##### RECORD SET #####

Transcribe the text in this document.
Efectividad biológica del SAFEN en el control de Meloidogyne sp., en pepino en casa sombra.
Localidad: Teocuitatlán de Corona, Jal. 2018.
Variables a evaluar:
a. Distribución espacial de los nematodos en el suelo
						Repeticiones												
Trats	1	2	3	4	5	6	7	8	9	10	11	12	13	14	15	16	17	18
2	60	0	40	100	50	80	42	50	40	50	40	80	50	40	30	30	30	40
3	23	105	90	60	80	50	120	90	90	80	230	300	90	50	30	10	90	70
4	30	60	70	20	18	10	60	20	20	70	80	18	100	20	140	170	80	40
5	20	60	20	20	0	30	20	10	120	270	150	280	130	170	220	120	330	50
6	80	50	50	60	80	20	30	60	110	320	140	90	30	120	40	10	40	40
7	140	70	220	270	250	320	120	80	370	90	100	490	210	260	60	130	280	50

#####

EXERCISE TASK →
Output the listing above without altering a single character.

SOLUTION TO THE PROBLEM →
Transcribe the text in this document.
Efectividad biológica del SAFEN en el control de Meloidogyne sp., en pepino en casa sombra.
Localidad: Teocuitatlán de Corona, Jal. 2018.
Variables a evaluar:
a. Distribución espacial de los nematodos en el suelo
						Repeticiones												
Trats	1	2	3	4	5	6	7	8	9	10	11	12	13	14	15	16	17	18
2	60	0	40	100	50	80	42	50	40	50	40	80	50	40	30	30	30	40
3	23	105	90	60	80	50	120	90	90	80	230	300	90	50	30	10	90	70
4	30	60	70	20	18	10	60	20	20	70	80	18	100	20	140	170	80	40
5	20	60	20	20	0	30	20	10	120	270	150	280	130	170	220	120	330	50
6	80	50	50	60	80	20	30	60	110	320	140	90	30	120	40	10	40	40
7	140	70	220	270	250	320	120	80	370	90	100	490	210	260	60	130	280	50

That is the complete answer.